Exercise instructions — Transcribe the whole listing without a single picture.

** Begin **

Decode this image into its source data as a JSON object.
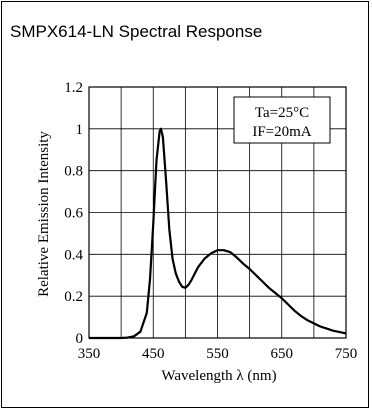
{
  "title": "SMPX614-LN Spectral Response",
  "chart_data": {
    "type": "line",
    "xlabel": "Wavelength λ (nm)",
    "ylabel": "Relative Emission Intensity",
    "xlim": [
      350,
      750
    ],
    "ylim": [
      0,
      1.2
    ],
    "xticks": [
      350,
      450,
      550,
      650,
      750
    ],
    "yticks": [
      0,
      0.2,
      0.4,
      0.6,
      0.8,
      1,
      1.2
    ],
    "xtick_labels": [
      "350",
      "450",
      "550",
      "650",
      "750"
    ],
    "ytick_labels": [
      "0",
      "0.2",
      "0.4",
      "0.6",
      "0.8",
      "1",
      "1.2"
    ],
    "grid": true,
    "annotation": [
      "Ta=25°C",
      "IF=20mA"
    ],
    "series": [
      {
        "x": [
          350,
          400,
          410,
          420,
          430,
          440,
          445,
          450,
          455,
          460,
          462,
          465,
          470,
          475,
          480,
          485,
          490,
          495,
          500,
          505,
          510,
          520,
          530,
          540,
          550,
          560,
          570,
          580,
          590,
          600,
          610,
          620,
          630,
          640,
          650,
          660,
          670,
          680,
          690,
          700,
          710,
          720,
          730,
          740,
          750
        ],
        "y": [
          0,
          0,
          0.002,
          0.008,
          0.03,
          0.12,
          0.28,
          0.55,
          0.85,
          0.99,
          1.0,
          0.96,
          0.75,
          0.52,
          0.38,
          0.31,
          0.27,
          0.245,
          0.24,
          0.255,
          0.28,
          0.34,
          0.38,
          0.405,
          0.42,
          0.42,
          0.41,
          0.385,
          0.355,
          0.33,
          0.3,
          0.27,
          0.24,
          0.215,
          0.19,
          0.16,
          0.13,
          0.105,
          0.085,
          0.07,
          0.055,
          0.045,
          0.035,
          0.028,
          0.022
        ]
      }
    ]
  }
}
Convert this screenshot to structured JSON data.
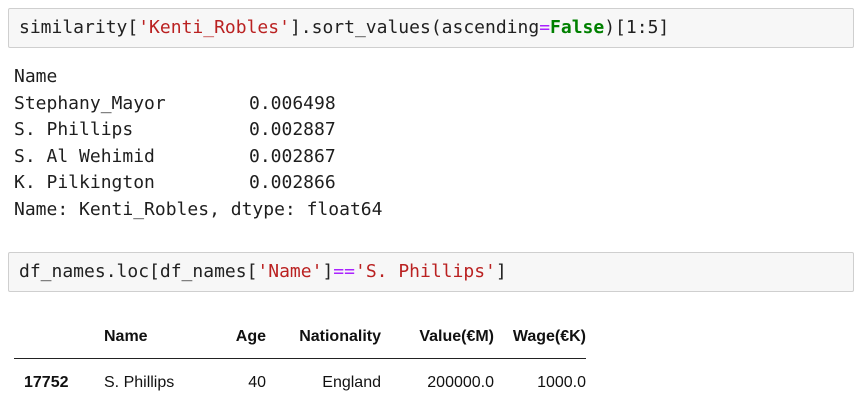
{
  "cell1": {
    "tokens": [
      {
        "t": "similarity[",
        "c": ""
      },
      {
        "t": "'Kenti_Robles'",
        "c": "str"
      },
      {
        "t": "].sort_values(ascending",
        "c": ""
      },
      {
        "t": "=",
        "c": "op"
      },
      {
        "t": "False",
        "c": "kw"
      },
      {
        "t": ")[1:5]",
        "c": ""
      }
    ]
  },
  "output1": {
    "header": "Name",
    "rows": [
      {
        "name": "Stephany_Mayor",
        "value": "0.006498"
      },
      {
        "name": "S. Phillips",
        "value": "0.002887"
      },
      {
        "name": "S. Al Wehimid",
        "value": "0.002867"
      },
      {
        "name": "K. Pilkington",
        "value": "0.002866"
      }
    ],
    "footer": "Name: Kenti_Robles, dtype: float64"
  },
  "cell2": {
    "tokens": [
      {
        "t": "df_names.loc[df_names[",
        "c": ""
      },
      {
        "t": "'Name'",
        "c": "str"
      },
      {
        "t": "]",
        "c": ""
      },
      {
        "t": "==",
        "c": "op"
      },
      {
        "t": "'S. Phillips'",
        "c": "str"
      },
      {
        "t": "]",
        "c": ""
      }
    ]
  },
  "table": {
    "index_header": "",
    "columns": [
      "Name",
      "Age",
      "Nationality",
      "Value(€M)",
      "Wage(€K)"
    ],
    "rows": [
      {
        "index": "17752",
        "cells": [
          "S. Phillips",
          "40",
          "England",
          "200000.0",
          "1000.0"
        ]
      }
    ]
  },
  "colors": {
    "string": "#ba2121",
    "operator": "#aa22ff",
    "keyword": "#008000",
    "input_background": "#f7f7f7",
    "input_border": "#cfcfcf"
  }
}
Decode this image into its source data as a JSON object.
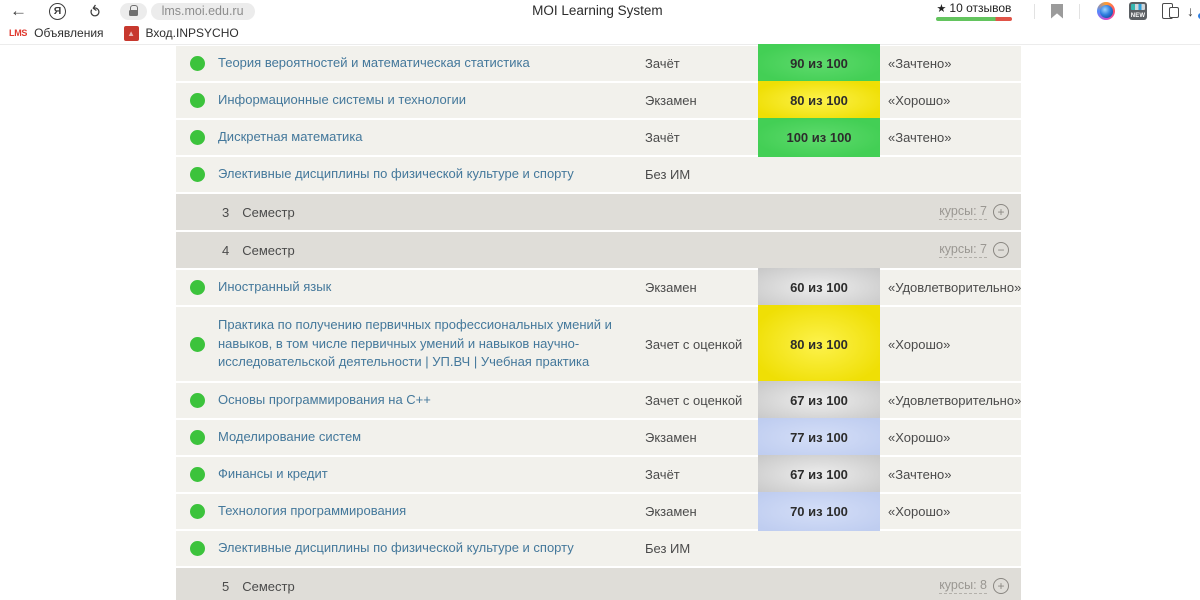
{
  "browser": {
    "url": "lms.moi.edu.ru",
    "page_title": "MOI Learning System",
    "icons": {
      "back": "←",
      "refresh": "⟳",
      "yandex": "Я",
      "star": "★",
      "download": "↓",
      "triangle": "▲",
      "new_badge": "NEW"
    },
    "reviews_label": "10 отзывов",
    "bookmarks": [
      {
        "favicon_text": "LMS",
        "label": "Объявления"
      },
      {
        "favicon_text": "▲",
        "label": "Вход.INPSYCHO"
      }
    ]
  },
  "colors": {
    "green_cell": "radial-gradient(ellipse at center, #5eda6c 0%, #43cf55 75%)",
    "yellow_cell": "radial-gradient(ellipse at center, #fdf24c 0%, #efdf05 80%)",
    "gray_cell": "radial-gradient(ellipse at center, #ededed 0%, #c9c9c9 95%)",
    "blue_cell": "radial-gradient(ellipse at center, #d4def7 0%, #bfcdf0 90%)",
    "status_dot": "#3cc33c",
    "link_blue": "#44789b"
  },
  "table": {
    "rows": [
      {
        "kind": "course",
        "name": "Теория вероятностей и математическая статистика",
        "control": "Зачёт",
        "score": "90 из 100",
        "score_color": "green",
        "result": "«Зачтено»"
      },
      {
        "kind": "course",
        "name": "Информационные системы и технологии",
        "control": "Экзамен",
        "score": "80 из 100",
        "score_color": "yellow",
        "result": "«Хорошо»"
      },
      {
        "kind": "course",
        "name": "Дискретная математика",
        "control": "Зачёт",
        "score": "100 из 100",
        "score_color": "green",
        "result": "«Зачтено»"
      },
      {
        "kind": "course",
        "name": "Элективные дисциплины по физической культуре и спорту",
        "control": "Без ИМ",
        "score": "",
        "score_color": "",
        "result": ""
      },
      {
        "kind": "semester",
        "number": "3",
        "label": "Семестр",
        "courses_link": "курсы: 7",
        "toggle": "+"
      },
      {
        "kind": "semester",
        "number": "4",
        "label": "Семестр",
        "courses_link": "курсы: 7",
        "toggle": "−"
      },
      {
        "kind": "course",
        "name": "Иностранный язык",
        "control": "Экзамен",
        "score": "60 из 100",
        "score_color": "gray",
        "result": "«Удовлетворительно»"
      },
      {
        "kind": "course",
        "tall": true,
        "name": "Практика по получению первичных профессиональных умений и навыков, в том числе первичных умений и навыков научно-исследовательской деятельности | УП.ВЧ | Учебная практика",
        "control": "Зачет с оценкой",
        "score": "80 из 100",
        "score_color": "yellow",
        "result": "«Хорошо»"
      },
      {
        "kind": "course",
        "name": "Основы программирования на C++",
        "control": "Зачет с оценкой",
        "score": "67 из 100",
        "score_color": "gray",
        "result": "«Удовлетворительно»"
      },
      {
        "kind": "course",
        "name": "Моделирование систем",
        "control": "Экзамен",
        "score": "77 из 100",
        "score_color": "blue",
        "result": "«Хорошо»"
      },
      {
        "kind": "course",
        "name": "Финансы и кредит",
        "control": "Зачёт",
        "score": "67 из 100",
        "score_color": "gray",
        "result": "«Зачтено»"
      },
      {
        "kind": "course",
        "name": "Технология программирования",
        "control": "Экзамен",
        "score": "70 из 100",
        "score_color": "blue",
        "result": "«Хорошо»"
      },
      {
        "kind": "course",
        "name": "Элективные дисциплины по физической культуре и спорту",
        "control": "Без ИМ",
        "score": "",
        "score_color": "",
        "result": ""
      },
      {
        "kind": "semester",
        "number": "5",
        "label": "Семестр",
        "courses_link": "курсы: 8",
        "toggle": "+"
      }
    ]
  }
}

** End **

Full output —
Decode this image into its source data as a JSON object.
{
  "title": "SMPX614-LN Spectral Response",
  "chart_data": {
    "type": "line",
    "xlabel": "Wavelength λ (nm)",
    "ylabel": "Relative Emission Intensity",
    "xlim": [
      350,
      750
    ],
    "ylim": [
      0,
      1.2
    ],
    "xticks": [
      350,
      450,
      550,
      650,
      750
    ],
    "yticks": [
      0,
      0.2,
      0.4,
      0.6,
      0.8,
      1,
      1.2
    ],
    "xtick_labels": [
      "350",
      "450",
      "550",
      "650",
      "750"
    ],
    "ytick_labels": [
      "0",
      "0.2",
      "0.4",
      "0.6",
      "0.8",
      "1",
      "1.2"
    ],
    "grid": true,
    "annotation": [
      "Ta=25°C",
      "IF=20mA"
    ],
    "series": [
      {
        "x": [
          350,
          400,
          410,
          420,
          430,
          440,
          445,
          450,
          455,
          460,
          462,
          465,
          470,
          475,
          480,
          485,
          490,
          495,
          500,
          505,
          510,
          520,
          530,
          540,
          550,
          560,
          570,
          580,
          590,
          600,
          610,
          620,
          630,
          640,
          650,
          660,
          670,
          680,
          690,
          700,
          710,
          720,
          730,
          740,
          750
        ],
        "y": [
          0,
          0,
          0.002,
          0.008,
          0.03,
          0.12,
          0.28,
          0.55,
          0.85,
          0.99,
          1.0,
          0.96,
          0.75,
          0.52,
          0.38,
          0.31,
          0.27,
          0.245,
          0.24,
          0.255,
          0.28,
          0.34,
          0.38,
          0.405,
          0.42,
          0.42,
          0.41,
          0.385,
          0.355,
          0.33,
          0.3,
          0.27,
          0.24,
          0.215,
          0.19,
          0.16,
          0.13,
          0.105,
          0.085,
          0.07,
          0.055,
          0.045,
          0.035,
          0.028,
          0.022
        ]
      }
    ]
  }
}
Convert this screenshot to structured JSON data.
{
  "cell1": {
    "tokens": [
      {
        "t": "similarity[",
        "c": ""
      },
      {
        "t": "'Kenti_Robles'",
        "c": "str"
      },
      {
        "t": "].sort_values(ascending",
        "c": ""
      },
      {
        "t": "=",
        "c": "op"
      },
      {
        "t": "False",
        "c": "kw"
      },
      {
        "t": ")[1:5]",
        "c": ""
      }
    ]
  },
  "output1": {
    "header": "Name",
    "rows": [
      {
        "name": "Stephany_Mayor",
        "value": "0.006498"
      },
      {
        "name": "S. Phillips",
        "value": "0.002887"
      },
      {
        "name": "S. Al Wehimid",
        "value": "0.002867"
      },
      {
        "name": "K. Pilkington",
        "value": "0.002866"
      }
    ],
    "footer": "Name: Kenti_Robles, dtype: float64"
  },
  "cell2": {
    "tokens": [
      {
        "t": "df_names.loc[df_names[",
        "c": ""
      },
      {
        "t": "'Name'",
        "c": "str"
      },
      {
        "t": "]",
        "c": ""
      },
      {
        "t": "==",
        "c": "op"
      },
      {
        "t": "'S. Phillips'",
        "c": "str"
      },
      {
        "t": "]",
        "c": ""
      }
    ]
  },
  "table": {
    "index_header": "",
    "columns": [
      "Name",
      "Age",
      "Nationality",
      "Value(€M)",
      "Wage(€K)"
    ],
    "rows": [
      {
        "index": "17752",
        "cells": [
          "S. Phillips",
          "40",
          "England",
          "200000.0",
          "1000.0"
        ]
      }
    ]
  },
  "colors": {
    "string": "#ba2121",
    "operator": "#aa22ff",
    "keyword": "#008000",
    "input_background": "#f7f7f7",
    "input_border": "#cfcfcf"
  }
}
Decode this image into its source data as a JSON object.
{
  "browser": {
    "url": "lms.moi.edu.ru",
    "page_title": "MOI Learning System",
    "icons": {
      "back": "←",
      "refresh": "⟳",
      "yandex": "Я",
      "star": "★",
      "download": "↓",
      "triangle": "▲",
      "new_badge": "NEW"
    },
    "reviews_label": "10 отзывов",
    "bookmarks": [
      {
        "favicon_text": "LMS",
        "label": "Объявления"
      },
      {
        "favicon_text": "▲",
        "label": "Вход.INPSYCHO"
      }
    ]
  },
  "colors": {
    "green_cell": "radial-gradient(ellipse at center, #5eda6c 0%, #43cf55 75%)",
    "yellow_cell": "radial-gradient(ellipse at center, #fdf24c 0%, #efdf05 80%)",
    "gray_cell": "radial-gradient(ellipse at center, #ededed 0%, #c9c9c9 95%)",
    "blue_cell": "radial-gradient(ellipse at center, #d4def7 0%, #bfcdf0 90%)",
    "status_dot": "#3cc33c",
    "link_blue": "#44789b"
  },
  "table": {
    "rows": [
      {
        "kind": "course",
        "name": "Теория вероятностей и математическая статистика",
        "control": "Зачёт",
        "score": "90 из 100",
        "score_color": "green",
        "result": "«Зачтено»"
      },
      {
        "kind": "course",
        "name": "Информационные системы и технологии",
        "control": "Экзамен",
        "score": "80 из 100",
        "score_color": "yellow",
        "result": "«Хорошо»"
      },
      {
        "kind": "course",
        "name": "Дискретная математика",
        "control": "Зачёт",
        "score": "100 из 100",
        "score_color": "green",
        "result": "«Зачтено»"
      },
      {
        "kind": "course",
        "name": "Элективные дисциплины по физической культуре и спорту",
        "control": "Без ИМ",
        "score": "",
        "score_color": "",
        "result": ""
      },
      {
        "kind": "semester",
        "number": "3",
        "label": "Семестр",
        "courses_link": "курсы: 7",
        "toggle": "+"
      },
      {
        "kind": "semester",
        "number": "4",
        "label": "Семестр",
        "courses_link": "курсы: 7",
        "toggle": "−"
      },
      {
        "kind": "course",
        "name": "Иностранный язык",
        "control": "Экзамен",
        "score": "60 из 100",
        "score_color": "gray",
        "result": "«Удовлетворительно»"
      },
      {
        "kind": "course",
        "tall": true,
        "name": "Практика по получению первичных профессиональных умений и навыков, в том числе первичных умений и навыков научно-исследовательской деятельности | УП.ВЧ | Учебная практика",
        "control": "Зачет с оценкой",
        "score": "80 из 100",
        "score_color": "yellow",
        "result": "«Хорошо»"
      },
      {
        "kind": "course",
        "name": "Основы программирования на C++",
        "control": "Зачет с оценкой",
        "score": "67 из 100",
        "score_color": "gray",
        "result": "«Удовлетворительно»"
      },
      {
        "kind": "course",
        "name": "Моделирование систем",
        "control": "Экзамен",
        "score": "77 из 100",
        "score_color": "blue",
        "result": "«Хорошо»"
      },
      {
        "kind": "course",
        "name": "Финансы и кредит",
        "control": "Зачёт",
        "score": "67 из 100",
        "score_color": "gray",
        "result": "«Зачтено»"
      },
      {
        "kind": "course",
        "name": "Технология программирования",
        "control": "Экзамен",
        "score": "70 из 100",
        "score_color": "blue",
        "result": "«Хорошо»"
      },
      {
        "kind": "course",
        "name": "Элективные дисциплины по физической культуре и спорту",
        "control": "Без ИМ",
        "score": "",
        "score_color": "",
        "result": ""
      },
      {
        "kind": "semester",
        "number": "5",
        "label": "Семестр",
        "courses_link": "курсы: 8",
        "toggle": "+"
      }
    ]
  }
}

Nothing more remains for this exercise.